Filter the entries that follow, copying every line in which the word "上点击右键可以进入页面" appears.

— START Provided records —

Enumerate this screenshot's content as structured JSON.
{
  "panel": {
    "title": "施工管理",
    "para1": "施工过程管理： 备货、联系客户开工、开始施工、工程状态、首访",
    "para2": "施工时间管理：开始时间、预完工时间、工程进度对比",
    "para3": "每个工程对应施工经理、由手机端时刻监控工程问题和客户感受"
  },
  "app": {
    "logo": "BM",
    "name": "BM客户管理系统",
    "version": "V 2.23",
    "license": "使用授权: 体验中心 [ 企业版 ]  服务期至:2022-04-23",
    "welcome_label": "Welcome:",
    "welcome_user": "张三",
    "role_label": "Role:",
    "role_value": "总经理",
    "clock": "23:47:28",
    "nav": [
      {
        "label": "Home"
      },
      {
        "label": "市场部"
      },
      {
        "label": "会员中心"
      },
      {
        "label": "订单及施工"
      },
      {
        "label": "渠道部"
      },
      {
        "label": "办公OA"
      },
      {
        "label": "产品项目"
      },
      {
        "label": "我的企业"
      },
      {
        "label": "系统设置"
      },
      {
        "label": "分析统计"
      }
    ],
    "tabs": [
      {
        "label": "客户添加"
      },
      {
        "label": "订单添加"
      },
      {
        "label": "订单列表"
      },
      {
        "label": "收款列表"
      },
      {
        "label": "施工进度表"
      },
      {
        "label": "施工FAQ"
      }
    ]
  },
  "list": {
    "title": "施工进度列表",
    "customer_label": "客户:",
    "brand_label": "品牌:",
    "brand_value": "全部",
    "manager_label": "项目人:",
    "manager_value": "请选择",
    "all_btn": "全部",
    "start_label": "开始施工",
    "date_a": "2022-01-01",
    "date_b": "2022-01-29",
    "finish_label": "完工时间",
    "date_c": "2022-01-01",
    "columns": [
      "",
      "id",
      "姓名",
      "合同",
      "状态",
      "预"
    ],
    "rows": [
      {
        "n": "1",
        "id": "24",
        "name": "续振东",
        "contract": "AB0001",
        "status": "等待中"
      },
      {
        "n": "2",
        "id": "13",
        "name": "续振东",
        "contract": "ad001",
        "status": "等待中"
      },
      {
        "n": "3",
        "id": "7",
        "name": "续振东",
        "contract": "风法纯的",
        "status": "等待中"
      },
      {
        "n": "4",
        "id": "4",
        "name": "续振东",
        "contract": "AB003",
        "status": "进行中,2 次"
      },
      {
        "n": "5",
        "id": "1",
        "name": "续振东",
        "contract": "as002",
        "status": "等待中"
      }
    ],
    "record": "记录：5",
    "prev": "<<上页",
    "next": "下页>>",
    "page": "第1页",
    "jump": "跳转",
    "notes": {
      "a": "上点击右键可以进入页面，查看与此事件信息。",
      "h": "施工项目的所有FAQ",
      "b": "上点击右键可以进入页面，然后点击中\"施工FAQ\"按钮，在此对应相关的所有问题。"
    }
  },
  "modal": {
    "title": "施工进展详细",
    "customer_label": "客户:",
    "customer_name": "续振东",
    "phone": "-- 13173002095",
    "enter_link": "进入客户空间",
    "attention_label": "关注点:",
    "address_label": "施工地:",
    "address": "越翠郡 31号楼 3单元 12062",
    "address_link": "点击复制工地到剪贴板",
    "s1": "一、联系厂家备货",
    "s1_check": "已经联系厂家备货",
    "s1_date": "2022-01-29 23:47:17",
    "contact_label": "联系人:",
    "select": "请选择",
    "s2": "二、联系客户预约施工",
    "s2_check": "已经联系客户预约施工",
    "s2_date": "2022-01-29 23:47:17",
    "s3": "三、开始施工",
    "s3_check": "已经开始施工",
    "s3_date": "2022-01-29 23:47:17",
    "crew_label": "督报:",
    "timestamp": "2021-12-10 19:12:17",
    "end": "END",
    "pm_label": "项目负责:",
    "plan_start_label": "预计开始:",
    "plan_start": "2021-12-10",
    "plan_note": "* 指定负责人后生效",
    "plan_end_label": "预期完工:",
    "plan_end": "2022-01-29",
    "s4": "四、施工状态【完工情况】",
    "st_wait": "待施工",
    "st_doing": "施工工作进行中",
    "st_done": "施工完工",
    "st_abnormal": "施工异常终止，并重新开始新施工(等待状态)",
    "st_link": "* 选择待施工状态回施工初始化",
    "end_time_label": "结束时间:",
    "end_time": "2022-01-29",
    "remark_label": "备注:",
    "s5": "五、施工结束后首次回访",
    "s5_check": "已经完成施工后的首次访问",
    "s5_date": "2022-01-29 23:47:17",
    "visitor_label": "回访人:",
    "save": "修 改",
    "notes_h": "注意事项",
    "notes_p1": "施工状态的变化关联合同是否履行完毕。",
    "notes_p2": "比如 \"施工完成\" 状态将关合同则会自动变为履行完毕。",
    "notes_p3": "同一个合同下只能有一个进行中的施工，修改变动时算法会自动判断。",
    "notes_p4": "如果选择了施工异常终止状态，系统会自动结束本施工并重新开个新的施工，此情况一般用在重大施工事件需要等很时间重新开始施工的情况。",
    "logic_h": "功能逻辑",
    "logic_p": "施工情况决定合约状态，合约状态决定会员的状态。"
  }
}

— END Provided records —

Response.
      "a": "上点击右键可以进入页面，查看与此事件信息。",
      "b": "上点击右键可以进入页面，然后点击中\"施工FAQ\"按钮，在此对应相关的所有问题。"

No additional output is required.